Copy each line of the records that contains the word "Vishal".

(Saved data entries)
* * * * *
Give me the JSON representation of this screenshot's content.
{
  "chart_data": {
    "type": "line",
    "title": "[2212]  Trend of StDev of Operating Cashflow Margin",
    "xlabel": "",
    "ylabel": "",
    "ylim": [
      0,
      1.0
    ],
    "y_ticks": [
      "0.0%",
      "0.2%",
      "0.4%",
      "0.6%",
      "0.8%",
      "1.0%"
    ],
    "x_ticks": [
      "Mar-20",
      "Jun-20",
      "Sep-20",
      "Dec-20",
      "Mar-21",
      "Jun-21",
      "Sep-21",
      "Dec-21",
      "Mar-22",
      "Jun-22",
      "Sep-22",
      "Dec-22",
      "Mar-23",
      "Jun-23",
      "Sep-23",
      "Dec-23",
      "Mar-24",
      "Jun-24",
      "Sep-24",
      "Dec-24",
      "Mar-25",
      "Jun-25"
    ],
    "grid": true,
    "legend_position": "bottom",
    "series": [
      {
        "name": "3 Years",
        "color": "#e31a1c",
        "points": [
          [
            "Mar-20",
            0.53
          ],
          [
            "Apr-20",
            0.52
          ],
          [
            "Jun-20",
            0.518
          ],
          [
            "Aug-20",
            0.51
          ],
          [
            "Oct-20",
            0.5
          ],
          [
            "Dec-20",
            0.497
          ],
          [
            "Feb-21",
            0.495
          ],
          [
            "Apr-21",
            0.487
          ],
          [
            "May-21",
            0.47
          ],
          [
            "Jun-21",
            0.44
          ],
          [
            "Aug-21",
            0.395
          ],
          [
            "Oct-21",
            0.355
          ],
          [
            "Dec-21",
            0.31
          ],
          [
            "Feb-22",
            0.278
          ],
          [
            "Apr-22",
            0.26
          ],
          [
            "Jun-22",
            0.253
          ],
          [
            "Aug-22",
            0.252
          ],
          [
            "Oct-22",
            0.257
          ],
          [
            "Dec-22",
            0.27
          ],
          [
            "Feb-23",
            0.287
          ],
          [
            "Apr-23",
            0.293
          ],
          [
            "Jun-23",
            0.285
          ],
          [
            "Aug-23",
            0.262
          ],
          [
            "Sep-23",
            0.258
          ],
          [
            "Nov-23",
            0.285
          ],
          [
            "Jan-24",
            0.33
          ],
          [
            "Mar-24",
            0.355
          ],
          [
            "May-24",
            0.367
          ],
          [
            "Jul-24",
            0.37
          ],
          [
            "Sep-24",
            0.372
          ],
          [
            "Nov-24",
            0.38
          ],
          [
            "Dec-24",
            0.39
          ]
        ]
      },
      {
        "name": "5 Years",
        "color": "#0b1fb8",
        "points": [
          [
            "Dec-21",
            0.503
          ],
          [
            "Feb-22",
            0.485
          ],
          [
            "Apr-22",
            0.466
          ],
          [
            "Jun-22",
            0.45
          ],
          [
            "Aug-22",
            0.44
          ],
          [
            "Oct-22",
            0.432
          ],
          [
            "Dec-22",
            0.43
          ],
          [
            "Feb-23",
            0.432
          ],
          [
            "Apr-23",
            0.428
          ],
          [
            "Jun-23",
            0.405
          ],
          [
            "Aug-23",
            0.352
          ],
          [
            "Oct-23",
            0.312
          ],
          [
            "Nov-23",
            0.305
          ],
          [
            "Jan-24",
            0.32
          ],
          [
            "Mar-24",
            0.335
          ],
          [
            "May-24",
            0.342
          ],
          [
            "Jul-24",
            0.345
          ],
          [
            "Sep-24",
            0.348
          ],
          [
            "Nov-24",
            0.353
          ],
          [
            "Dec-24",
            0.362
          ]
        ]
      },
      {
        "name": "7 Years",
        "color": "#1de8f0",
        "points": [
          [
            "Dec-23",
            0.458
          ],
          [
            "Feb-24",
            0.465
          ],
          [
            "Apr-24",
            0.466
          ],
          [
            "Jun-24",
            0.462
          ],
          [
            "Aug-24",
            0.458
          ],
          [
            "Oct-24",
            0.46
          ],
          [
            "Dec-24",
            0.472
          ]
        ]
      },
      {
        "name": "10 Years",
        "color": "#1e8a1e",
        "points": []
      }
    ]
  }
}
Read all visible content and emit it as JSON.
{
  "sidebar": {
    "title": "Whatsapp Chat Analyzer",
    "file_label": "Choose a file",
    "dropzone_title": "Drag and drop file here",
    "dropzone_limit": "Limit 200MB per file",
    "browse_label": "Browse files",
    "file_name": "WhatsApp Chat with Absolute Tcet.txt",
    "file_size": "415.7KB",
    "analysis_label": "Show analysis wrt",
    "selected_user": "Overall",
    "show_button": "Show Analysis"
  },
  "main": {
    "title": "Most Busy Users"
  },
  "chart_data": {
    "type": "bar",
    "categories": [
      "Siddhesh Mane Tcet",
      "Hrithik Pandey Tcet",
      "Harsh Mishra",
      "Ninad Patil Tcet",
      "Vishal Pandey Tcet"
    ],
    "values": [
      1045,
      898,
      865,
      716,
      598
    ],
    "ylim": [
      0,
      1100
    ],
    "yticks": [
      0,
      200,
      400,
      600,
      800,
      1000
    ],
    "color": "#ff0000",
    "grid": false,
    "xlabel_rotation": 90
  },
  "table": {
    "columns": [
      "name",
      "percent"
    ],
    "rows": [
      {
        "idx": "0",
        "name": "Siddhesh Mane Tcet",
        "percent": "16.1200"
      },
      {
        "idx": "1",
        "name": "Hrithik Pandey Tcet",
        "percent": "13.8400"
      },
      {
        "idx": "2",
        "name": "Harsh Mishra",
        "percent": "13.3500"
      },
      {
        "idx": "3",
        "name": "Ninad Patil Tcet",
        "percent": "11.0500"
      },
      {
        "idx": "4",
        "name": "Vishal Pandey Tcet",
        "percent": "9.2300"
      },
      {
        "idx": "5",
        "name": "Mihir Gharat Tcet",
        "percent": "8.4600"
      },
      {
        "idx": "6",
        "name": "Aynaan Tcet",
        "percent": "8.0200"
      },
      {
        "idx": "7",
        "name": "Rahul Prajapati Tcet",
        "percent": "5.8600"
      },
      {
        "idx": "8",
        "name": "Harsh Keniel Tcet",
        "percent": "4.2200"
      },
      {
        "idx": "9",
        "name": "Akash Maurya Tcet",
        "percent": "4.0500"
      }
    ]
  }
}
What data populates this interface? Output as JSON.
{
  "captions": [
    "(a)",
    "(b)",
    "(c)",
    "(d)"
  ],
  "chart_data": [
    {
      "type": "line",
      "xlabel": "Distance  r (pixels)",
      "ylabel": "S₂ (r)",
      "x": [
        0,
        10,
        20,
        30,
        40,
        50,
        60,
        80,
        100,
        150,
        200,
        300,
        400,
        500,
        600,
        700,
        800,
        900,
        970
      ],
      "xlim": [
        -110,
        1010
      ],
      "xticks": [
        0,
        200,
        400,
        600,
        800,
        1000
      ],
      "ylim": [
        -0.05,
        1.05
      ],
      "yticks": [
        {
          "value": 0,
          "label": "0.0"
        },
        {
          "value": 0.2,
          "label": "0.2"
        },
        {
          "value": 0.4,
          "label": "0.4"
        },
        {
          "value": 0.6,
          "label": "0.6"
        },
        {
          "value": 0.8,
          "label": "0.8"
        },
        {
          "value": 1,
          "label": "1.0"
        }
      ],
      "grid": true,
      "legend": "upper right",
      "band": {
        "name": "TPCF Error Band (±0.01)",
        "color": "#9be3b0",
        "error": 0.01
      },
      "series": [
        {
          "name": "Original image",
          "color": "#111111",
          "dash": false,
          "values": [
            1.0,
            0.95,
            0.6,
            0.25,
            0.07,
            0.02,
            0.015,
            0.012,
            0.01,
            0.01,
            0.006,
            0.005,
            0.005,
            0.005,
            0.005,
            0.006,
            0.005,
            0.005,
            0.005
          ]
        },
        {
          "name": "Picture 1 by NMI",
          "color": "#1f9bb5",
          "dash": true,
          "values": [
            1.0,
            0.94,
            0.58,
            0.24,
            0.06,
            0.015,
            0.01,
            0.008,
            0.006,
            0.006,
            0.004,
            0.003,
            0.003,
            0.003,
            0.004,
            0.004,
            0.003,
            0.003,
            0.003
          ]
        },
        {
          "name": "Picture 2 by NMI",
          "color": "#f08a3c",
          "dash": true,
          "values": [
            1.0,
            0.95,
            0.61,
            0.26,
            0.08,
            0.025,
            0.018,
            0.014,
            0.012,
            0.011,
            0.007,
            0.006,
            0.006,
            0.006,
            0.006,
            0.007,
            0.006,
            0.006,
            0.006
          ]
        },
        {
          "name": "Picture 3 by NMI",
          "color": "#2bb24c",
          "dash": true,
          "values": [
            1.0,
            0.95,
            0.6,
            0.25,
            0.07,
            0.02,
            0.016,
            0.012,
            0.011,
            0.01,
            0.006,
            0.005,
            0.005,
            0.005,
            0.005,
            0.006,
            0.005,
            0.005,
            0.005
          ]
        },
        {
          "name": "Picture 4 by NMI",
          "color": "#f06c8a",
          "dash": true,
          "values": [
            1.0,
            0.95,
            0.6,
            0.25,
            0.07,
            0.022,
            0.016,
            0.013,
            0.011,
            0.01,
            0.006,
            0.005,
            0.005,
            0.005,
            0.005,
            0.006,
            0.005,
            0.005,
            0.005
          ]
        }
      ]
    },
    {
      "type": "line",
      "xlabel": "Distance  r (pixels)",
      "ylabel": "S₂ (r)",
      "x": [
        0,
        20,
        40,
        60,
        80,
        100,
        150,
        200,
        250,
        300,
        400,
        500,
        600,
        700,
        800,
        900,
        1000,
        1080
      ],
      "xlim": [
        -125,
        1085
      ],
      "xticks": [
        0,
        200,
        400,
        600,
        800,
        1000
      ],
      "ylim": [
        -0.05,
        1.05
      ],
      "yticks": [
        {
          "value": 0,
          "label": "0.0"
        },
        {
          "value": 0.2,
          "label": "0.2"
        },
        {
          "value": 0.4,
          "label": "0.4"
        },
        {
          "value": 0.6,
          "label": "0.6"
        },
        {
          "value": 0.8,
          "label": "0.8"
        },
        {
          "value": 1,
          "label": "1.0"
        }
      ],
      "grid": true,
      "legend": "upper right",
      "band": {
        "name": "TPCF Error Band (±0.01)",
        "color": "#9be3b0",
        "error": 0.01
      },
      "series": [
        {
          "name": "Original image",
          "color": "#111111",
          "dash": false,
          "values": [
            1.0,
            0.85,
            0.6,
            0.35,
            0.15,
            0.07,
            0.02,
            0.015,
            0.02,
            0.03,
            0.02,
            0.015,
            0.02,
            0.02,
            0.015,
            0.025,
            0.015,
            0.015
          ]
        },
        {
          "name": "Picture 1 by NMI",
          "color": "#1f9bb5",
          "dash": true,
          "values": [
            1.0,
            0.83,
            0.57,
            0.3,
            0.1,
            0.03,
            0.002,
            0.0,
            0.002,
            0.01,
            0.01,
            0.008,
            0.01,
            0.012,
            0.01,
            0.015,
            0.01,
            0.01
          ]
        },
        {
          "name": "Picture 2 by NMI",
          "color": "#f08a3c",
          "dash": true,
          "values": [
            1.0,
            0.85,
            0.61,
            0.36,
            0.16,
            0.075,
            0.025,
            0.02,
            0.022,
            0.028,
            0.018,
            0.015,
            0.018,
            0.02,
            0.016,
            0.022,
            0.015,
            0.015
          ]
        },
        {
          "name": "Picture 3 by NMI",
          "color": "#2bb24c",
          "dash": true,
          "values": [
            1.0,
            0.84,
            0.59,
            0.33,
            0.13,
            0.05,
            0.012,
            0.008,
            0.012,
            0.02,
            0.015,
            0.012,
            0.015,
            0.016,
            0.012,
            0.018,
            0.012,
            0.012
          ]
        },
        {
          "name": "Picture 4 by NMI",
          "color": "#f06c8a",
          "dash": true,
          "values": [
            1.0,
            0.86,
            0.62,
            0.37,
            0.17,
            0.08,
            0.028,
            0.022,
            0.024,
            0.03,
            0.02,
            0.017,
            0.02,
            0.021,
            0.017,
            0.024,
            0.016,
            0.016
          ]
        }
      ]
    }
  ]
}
* * * * *
- FINAL ANSWER -
      "Vishal Pandey Tcet"
        "name": "Vishal Pandey Tcet",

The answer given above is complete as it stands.